EXERCISE PROMPT:
Collect each line holding the string "normals".

DATA FOR THIS EXERCISE:
###

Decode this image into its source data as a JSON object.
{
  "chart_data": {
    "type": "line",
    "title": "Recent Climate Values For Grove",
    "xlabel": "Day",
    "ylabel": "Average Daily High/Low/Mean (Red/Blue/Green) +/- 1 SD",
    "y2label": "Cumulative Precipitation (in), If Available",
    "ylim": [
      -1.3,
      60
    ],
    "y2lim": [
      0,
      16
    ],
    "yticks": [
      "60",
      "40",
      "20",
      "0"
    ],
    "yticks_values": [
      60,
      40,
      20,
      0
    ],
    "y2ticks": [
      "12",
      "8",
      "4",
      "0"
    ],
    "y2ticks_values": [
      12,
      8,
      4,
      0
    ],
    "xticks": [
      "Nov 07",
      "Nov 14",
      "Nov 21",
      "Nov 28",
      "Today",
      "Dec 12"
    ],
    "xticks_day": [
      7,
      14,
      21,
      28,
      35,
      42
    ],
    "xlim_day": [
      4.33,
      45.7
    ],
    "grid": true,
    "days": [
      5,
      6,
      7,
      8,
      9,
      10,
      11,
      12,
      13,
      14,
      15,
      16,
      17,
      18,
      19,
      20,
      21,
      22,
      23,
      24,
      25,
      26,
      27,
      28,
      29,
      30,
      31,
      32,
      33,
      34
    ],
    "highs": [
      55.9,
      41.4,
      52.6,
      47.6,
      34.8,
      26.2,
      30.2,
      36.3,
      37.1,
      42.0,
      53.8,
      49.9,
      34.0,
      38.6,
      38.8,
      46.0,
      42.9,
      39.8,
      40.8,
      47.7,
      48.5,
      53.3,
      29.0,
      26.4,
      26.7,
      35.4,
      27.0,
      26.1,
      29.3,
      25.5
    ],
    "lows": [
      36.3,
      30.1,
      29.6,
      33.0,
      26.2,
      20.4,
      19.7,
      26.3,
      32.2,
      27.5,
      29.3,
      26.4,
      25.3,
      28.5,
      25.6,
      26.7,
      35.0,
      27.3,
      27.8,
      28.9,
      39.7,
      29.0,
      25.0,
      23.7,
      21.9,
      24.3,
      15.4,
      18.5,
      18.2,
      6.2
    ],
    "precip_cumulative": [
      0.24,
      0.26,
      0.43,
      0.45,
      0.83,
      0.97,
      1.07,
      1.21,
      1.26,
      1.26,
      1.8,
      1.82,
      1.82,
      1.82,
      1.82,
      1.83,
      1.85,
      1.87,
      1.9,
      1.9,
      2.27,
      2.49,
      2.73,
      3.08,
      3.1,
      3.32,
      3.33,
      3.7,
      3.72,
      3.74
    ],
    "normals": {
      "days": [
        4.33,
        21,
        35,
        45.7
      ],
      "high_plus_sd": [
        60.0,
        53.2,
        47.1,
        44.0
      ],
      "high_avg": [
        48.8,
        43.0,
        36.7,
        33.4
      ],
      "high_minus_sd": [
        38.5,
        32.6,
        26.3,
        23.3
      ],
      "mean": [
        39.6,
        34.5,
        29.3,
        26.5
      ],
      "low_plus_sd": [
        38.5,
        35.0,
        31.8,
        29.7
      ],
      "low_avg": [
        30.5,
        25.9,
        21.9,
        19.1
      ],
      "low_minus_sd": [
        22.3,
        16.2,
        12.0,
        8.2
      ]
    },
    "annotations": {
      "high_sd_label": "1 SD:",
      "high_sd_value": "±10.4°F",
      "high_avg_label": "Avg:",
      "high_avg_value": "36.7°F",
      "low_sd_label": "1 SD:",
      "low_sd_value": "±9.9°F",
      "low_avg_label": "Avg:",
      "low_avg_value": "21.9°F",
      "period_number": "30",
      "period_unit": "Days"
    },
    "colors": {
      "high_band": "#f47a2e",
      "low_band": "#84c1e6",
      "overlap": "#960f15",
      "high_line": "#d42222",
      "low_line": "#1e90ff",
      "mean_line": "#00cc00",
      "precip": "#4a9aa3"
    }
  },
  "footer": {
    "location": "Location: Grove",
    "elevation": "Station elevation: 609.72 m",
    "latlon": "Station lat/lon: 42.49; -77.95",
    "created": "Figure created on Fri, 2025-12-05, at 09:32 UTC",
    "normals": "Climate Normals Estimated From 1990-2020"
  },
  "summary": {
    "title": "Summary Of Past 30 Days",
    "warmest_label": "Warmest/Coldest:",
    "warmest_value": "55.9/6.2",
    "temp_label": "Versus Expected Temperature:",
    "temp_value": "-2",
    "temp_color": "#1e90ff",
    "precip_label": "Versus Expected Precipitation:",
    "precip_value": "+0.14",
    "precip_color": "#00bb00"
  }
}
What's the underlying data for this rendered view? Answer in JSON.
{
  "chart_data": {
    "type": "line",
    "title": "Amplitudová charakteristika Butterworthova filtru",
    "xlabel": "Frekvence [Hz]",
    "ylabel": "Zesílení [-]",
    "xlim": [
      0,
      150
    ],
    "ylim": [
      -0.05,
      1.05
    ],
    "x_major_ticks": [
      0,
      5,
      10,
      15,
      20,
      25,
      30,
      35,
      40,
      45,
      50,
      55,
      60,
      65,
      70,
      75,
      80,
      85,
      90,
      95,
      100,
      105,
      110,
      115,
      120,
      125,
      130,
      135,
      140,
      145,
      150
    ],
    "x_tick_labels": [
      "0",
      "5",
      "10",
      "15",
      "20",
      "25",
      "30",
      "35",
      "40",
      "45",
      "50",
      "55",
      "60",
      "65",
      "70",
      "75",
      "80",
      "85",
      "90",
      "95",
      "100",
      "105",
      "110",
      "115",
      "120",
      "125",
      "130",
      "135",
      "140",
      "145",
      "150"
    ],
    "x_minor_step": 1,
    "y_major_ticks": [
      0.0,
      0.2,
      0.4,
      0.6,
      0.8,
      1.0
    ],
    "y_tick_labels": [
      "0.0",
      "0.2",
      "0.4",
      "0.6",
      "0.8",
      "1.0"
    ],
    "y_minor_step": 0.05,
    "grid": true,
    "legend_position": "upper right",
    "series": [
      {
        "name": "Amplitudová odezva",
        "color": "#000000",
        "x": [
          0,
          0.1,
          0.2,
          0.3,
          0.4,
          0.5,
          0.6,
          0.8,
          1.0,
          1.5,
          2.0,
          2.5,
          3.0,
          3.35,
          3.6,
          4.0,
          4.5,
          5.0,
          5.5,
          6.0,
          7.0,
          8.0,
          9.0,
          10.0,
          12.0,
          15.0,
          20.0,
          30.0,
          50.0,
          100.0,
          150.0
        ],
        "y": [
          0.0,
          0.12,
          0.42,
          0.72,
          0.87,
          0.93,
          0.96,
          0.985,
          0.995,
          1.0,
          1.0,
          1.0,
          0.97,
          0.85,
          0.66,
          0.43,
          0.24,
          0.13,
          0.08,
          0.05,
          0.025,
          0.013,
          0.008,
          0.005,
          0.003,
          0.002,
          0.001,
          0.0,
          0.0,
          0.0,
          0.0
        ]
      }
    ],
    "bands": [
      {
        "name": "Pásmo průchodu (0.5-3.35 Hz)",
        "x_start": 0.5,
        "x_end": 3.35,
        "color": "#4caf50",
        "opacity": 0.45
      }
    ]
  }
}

###

RESULT BELOW:
    "normals": {
    "normals": "Climate Normals Estimated From 1990-2020"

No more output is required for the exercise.